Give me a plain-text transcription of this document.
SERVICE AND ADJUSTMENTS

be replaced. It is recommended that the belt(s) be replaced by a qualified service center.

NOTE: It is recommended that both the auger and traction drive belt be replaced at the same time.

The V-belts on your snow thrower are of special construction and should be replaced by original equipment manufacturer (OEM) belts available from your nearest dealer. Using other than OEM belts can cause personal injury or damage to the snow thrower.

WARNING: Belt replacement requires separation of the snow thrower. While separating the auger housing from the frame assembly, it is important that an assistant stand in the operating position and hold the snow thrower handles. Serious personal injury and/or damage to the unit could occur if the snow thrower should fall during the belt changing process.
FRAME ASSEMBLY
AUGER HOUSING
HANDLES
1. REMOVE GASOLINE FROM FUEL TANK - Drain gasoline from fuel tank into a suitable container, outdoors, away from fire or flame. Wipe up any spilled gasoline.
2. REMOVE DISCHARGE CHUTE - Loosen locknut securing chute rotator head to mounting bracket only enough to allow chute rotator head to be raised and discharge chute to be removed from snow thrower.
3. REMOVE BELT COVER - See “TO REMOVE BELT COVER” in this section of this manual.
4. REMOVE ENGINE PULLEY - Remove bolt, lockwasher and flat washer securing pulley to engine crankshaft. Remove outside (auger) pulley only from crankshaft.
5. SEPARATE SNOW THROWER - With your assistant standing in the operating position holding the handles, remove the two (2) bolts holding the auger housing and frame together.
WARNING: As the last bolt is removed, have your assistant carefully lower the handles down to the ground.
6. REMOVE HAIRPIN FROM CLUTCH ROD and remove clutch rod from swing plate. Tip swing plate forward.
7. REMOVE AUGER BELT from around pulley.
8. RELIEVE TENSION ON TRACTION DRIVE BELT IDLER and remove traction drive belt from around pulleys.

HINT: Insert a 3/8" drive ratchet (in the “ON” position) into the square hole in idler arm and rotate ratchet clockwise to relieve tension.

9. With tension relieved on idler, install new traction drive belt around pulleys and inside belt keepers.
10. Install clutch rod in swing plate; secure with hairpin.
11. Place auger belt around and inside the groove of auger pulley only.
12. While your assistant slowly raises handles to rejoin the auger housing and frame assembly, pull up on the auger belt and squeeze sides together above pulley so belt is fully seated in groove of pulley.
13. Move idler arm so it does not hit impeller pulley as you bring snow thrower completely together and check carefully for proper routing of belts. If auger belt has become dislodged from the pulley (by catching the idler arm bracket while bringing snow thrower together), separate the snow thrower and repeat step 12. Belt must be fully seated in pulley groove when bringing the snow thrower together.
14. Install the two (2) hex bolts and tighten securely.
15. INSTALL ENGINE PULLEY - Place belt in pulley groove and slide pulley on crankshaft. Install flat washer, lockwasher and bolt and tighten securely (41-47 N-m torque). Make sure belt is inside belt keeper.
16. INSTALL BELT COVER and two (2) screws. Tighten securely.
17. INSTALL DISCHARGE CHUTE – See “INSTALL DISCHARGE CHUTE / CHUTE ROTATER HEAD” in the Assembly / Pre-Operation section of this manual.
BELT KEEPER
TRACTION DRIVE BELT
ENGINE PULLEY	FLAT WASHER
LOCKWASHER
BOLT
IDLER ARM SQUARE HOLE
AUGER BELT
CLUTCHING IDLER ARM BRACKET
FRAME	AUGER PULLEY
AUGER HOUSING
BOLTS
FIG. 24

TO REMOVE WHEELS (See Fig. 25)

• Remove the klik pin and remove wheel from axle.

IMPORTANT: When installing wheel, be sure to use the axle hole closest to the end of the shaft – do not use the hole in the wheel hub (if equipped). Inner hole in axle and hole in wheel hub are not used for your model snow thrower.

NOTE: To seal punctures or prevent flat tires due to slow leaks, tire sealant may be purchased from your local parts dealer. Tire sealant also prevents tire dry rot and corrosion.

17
----
> **What needs to be done**:
Reproduce the entire listing word for word.

> **Written response**:
Give me a plain-text transcription of this document.
SERVICE AND ADJUSTMENTS

be replaced. It is recommended that the belt(s) be replaced by a qualified service center.

NOTE: It is recommended that both the auger and traction drive belt be replaced at the same time.

The V-belts on your snow thrower are of special construction and should be replaced by original equipment manufacturer (OEM) belts available from your nearest dealer. Using other than OEM belts can cause personal injury or damage to the snow thrower.

WARNING: Belt replacement requires separation of the snow thrower. While separating the auger housing from the frame assembly, it is important that an assistant stand in the operating position and hold the snow thrower handles. Serious personal injury and/or damage to the unit could occur if the snow thrower should fall during the belt changing process.
FRAME ASSEMBLY
AUGER HOUSING
HANDLES
1. REMOVE GASOLINE FROM FUEL TANK - Drain gasoline from fuel tank into a suitable container, outdoors, away from fire or flame. Wipe up any spilled gasoline.
2. REMOVE DISCHARGE CHUTE - Loosen locknut securing chute rotator head to mounting bracket only enough to allow chute rotator head to be raised and discharge chute to be removed from snow thrower.
3. REMOVE BELT COVER - See “TO REMOVE BELT COVER” in this section of this manual.
4. REMOVE ENGINE PULLEY - Remove bolt, lockwasher and flat washer securing pulley to engine crankshaft. Remove outside (auger) pulley only from crankshaft.
5. SEPARATE SNOW THROWER - With your assistant standing in the operating position holding the handles, remove the two (2) bolts holding the auger housing and frame together.
WARNING: As the last bolt is removed, have your assistant carefully lower the handles down to the ground.
6. REMOVE HAIRPIN FROM CLUTCH ROD and remove clutch rod from swing plate. Tip swing plate forward.
7. REMOVE AUGER BELT from around pulley.
8. RELIEVE TENSION ON TRACTION DRIVE BELT IDLER and remove traction drive belt from around pulleys.

HINT: Insert a 3/8" drive ratchet (in the “ON” position) into the square hole in idler arm and rotate ratchet clockwise to relieve tension.

9. With tension relieved on idler, install new traction drive belt around pulleys and inside belt keepers.
10. Install clutch rod in swing plate; secure with hairpin.
11. Place auger belt around and inside the groove of auger pulley only.
12. While your assistant slowly raises handles to rejoin the auger housing and frame assembly, pull up on the auger belt and squeeze sides together above pulley so belt is fully seated in groove of pulley.
13. Move idler arm so it does not hit impeller pulley as you bring snow thrower completely together and check carefully for proper routing of belts. If auger belt has become dislodged from the pulley (by catching the idler arm bracket while bringing snow thrower together), separate the snow thrower and repeat step 12. Belt must be fully seated in pulley groove when bringing the snow thrower together.
14. Install the two (2) hex bolts and tighten securely.
15. INSTALL ENGINE PULLEY - Place belt in pulley groove and slide pulley on crankshaft. Install flat washer, lockwasher and bolt and tighten securely (41-47 N-m torque). Make sure belt is inside belt keeper.
16. INSTALL BELT COVER and two (2) screws. Tighten securely.
17. INSTALL DISCHARGE CHUTE – See “INSTALL DISCHARGE CHUTE / CHUTE ROTATER HEAD” in the Assembly / Pre-Operation section of this manual.
BELT KEEPER
TRACTION DRIVE BELT
ENGINE PULLEY	FLAT WASHER
LOCKWASHER
BOLT
IDLER ARM SQUARE HOLE
AUGER BELT
CLUTCHING IDLER ARM BRACKET
FRAME	AUGER PULLEY
AUGER HOUSING
BOLTS
FIG. 24

TO REMOVE WHEELS (See Fig. 25)

• Remove the klik pin and remove wheel from axle.

IMPORTANT: When installing wheel, be sure to use the axle hole closest to the end of the shaft – do not use the hole in the wheel hub (if equipped). Inner hole in axle and hole in wheel hub are not used for your model snow thrower.

NOTE: To seal punctures or prevent flat tires due to slow leaks, tire sealant may be purchased from your local parts dealer. Tire sealant also prevents tire dry rot and corrosion.

17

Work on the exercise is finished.